→ GIVEN ENTRIES
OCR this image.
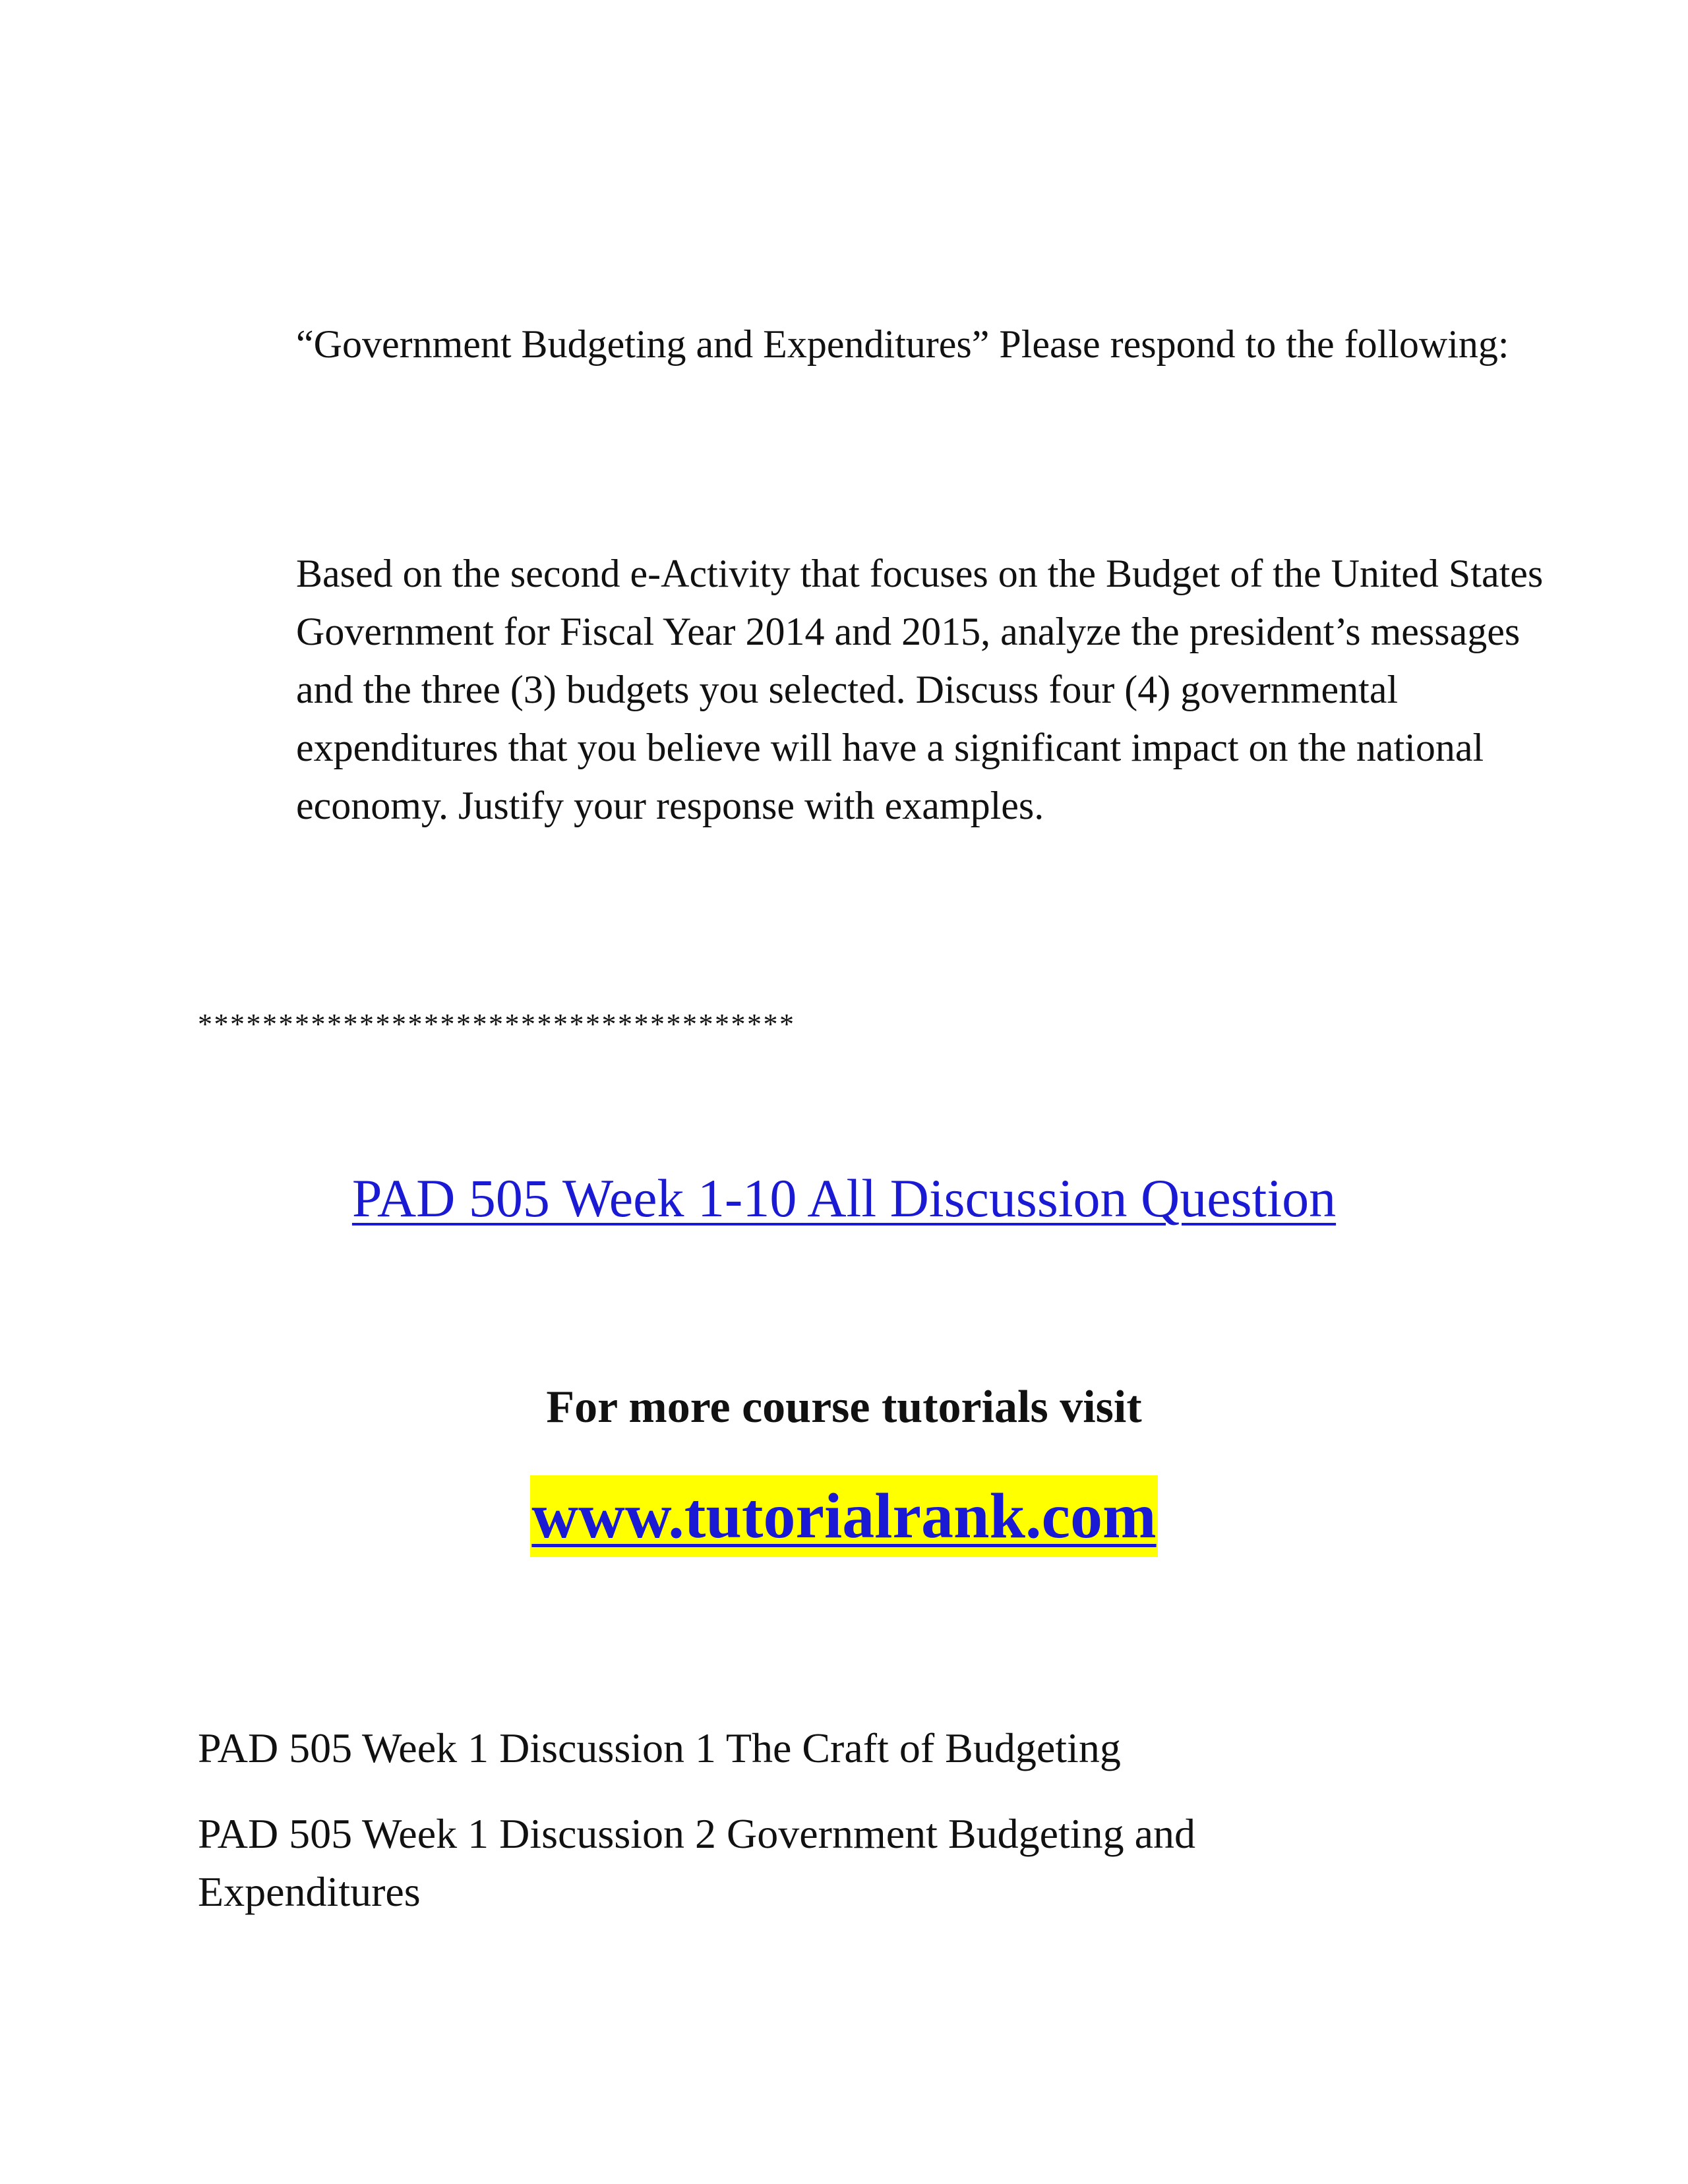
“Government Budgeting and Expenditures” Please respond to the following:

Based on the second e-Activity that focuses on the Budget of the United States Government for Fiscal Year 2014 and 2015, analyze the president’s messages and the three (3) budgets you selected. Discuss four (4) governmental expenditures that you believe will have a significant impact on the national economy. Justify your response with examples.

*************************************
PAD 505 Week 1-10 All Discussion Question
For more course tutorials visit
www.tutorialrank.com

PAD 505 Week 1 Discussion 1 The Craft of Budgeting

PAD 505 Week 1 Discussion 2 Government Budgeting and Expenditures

* * *

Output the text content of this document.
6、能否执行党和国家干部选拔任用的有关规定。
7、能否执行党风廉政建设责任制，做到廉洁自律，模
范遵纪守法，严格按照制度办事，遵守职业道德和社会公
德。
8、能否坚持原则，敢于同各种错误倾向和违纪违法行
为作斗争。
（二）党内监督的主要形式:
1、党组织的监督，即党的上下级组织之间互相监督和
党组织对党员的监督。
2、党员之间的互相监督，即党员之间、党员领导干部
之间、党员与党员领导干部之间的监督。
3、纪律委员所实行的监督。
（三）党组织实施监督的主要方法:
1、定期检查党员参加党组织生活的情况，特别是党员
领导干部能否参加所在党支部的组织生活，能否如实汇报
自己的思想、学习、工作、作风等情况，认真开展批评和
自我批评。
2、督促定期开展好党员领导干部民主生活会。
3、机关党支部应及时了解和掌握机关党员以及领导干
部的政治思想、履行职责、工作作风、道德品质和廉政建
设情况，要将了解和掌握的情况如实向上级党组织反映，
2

→ GIVEN EXERCISE
How many of the lines above include the word "Discussion"? Respond with the number alone.

→ ANSWER TO THE TASK
3